Excerpt from a dataset:
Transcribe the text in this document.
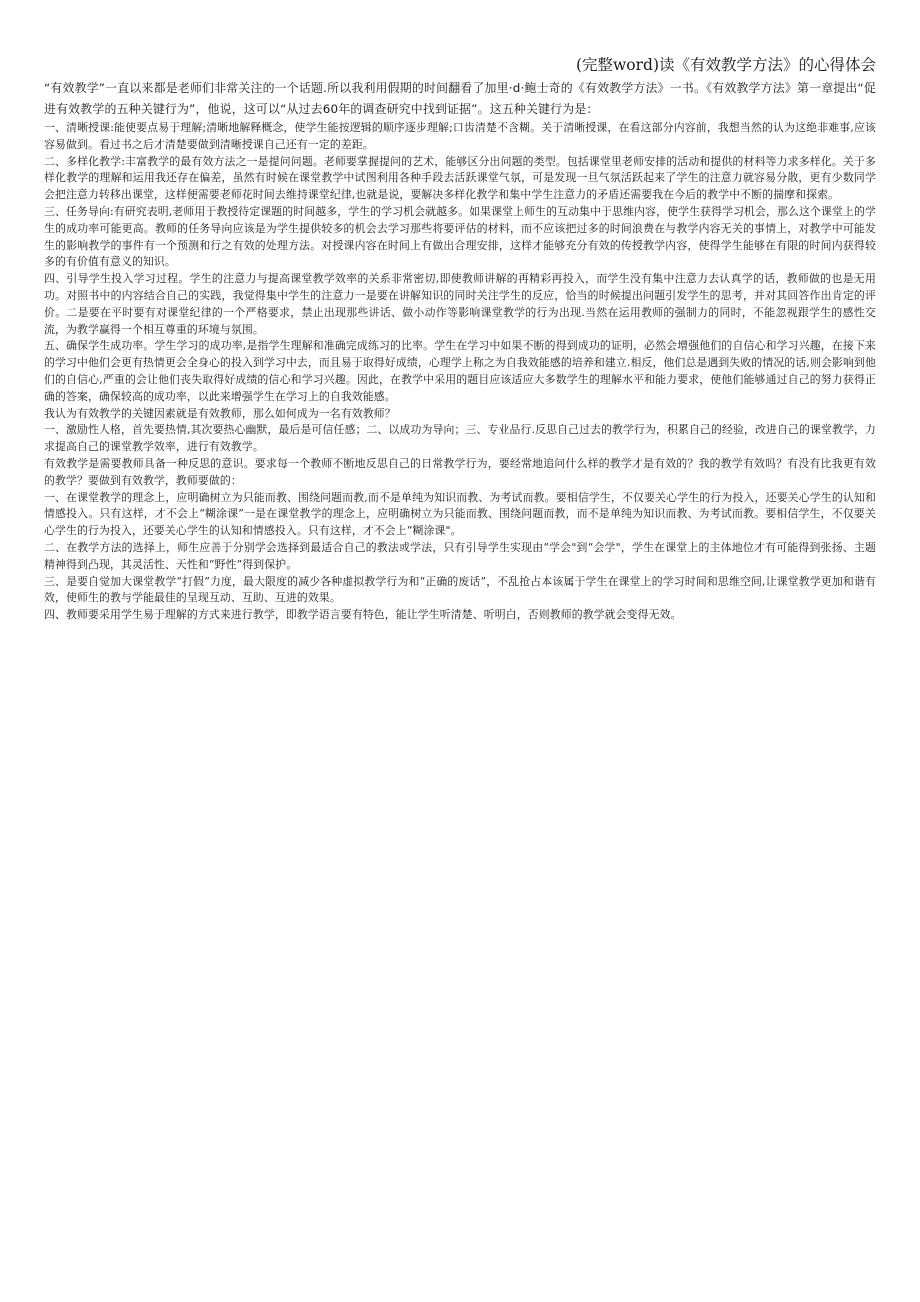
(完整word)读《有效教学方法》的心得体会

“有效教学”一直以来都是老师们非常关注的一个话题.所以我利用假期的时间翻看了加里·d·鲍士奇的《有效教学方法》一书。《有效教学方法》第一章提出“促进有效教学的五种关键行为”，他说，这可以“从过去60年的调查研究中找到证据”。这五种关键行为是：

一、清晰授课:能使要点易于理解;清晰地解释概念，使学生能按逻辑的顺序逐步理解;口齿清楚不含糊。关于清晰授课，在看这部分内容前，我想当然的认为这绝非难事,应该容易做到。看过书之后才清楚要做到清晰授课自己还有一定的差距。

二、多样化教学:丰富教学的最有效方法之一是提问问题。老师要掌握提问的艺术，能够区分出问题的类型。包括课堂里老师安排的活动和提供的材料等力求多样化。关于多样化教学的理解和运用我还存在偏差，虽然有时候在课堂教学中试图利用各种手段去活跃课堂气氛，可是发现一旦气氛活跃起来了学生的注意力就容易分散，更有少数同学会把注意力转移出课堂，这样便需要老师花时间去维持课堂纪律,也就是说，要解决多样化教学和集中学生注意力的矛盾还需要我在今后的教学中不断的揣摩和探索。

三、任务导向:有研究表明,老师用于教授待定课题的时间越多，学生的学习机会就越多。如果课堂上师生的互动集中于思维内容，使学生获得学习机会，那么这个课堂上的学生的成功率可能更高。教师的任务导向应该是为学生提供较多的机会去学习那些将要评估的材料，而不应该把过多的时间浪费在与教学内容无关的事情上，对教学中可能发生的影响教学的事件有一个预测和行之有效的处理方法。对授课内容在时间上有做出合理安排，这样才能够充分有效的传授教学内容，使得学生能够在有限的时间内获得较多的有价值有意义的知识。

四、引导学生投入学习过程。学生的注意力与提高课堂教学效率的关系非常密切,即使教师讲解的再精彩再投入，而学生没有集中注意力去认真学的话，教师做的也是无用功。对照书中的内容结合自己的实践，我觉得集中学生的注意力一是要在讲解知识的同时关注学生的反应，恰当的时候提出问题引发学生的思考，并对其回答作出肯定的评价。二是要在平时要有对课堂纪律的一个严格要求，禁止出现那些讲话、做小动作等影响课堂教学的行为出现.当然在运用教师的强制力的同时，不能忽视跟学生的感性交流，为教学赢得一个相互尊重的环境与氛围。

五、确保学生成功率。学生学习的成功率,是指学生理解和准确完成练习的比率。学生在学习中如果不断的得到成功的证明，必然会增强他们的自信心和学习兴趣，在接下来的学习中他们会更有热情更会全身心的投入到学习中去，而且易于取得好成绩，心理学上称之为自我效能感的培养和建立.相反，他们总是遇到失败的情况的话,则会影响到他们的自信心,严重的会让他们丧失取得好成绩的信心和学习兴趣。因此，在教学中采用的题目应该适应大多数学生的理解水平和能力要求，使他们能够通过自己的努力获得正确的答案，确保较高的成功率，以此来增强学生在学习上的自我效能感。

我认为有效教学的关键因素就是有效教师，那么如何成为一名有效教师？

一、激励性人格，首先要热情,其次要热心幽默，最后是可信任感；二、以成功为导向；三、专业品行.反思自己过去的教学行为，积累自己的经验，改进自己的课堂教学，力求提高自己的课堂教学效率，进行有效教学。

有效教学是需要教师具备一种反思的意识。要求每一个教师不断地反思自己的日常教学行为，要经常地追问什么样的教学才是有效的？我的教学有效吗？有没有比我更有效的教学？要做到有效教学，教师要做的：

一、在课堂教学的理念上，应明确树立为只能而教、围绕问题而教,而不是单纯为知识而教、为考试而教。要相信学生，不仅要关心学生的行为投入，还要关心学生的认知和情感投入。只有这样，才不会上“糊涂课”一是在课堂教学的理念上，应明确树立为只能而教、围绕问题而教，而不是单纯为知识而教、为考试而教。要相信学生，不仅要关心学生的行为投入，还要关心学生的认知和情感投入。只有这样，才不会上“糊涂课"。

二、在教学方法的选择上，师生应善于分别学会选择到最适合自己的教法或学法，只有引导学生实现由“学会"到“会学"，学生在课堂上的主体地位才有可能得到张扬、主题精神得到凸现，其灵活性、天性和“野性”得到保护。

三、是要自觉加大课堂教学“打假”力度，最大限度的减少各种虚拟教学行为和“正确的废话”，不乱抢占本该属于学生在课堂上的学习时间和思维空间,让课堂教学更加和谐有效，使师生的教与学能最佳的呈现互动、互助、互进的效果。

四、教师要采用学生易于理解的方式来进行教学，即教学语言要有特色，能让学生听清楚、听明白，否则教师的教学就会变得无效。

---

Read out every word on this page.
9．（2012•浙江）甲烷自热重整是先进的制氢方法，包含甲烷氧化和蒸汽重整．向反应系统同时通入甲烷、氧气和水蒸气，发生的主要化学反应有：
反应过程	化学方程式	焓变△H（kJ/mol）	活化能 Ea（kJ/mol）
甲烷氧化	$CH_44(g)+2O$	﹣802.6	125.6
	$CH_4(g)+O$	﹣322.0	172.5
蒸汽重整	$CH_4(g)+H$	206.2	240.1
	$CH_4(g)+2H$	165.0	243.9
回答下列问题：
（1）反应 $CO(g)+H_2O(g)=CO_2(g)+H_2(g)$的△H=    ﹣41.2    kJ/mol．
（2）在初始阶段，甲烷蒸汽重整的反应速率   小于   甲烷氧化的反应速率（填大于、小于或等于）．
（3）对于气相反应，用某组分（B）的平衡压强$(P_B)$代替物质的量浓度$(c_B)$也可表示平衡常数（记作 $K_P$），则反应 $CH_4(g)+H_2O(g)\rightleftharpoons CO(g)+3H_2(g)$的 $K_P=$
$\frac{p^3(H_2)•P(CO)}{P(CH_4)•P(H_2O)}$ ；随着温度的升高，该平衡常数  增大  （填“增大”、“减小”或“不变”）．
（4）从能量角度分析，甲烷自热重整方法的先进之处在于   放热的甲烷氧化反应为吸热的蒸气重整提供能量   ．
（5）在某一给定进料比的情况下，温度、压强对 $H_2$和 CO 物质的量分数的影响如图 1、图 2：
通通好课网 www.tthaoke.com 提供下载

Exercise
Tell how many lines of the records above hold the string "有效教学方法". Give no other text.

Result of this exercise
2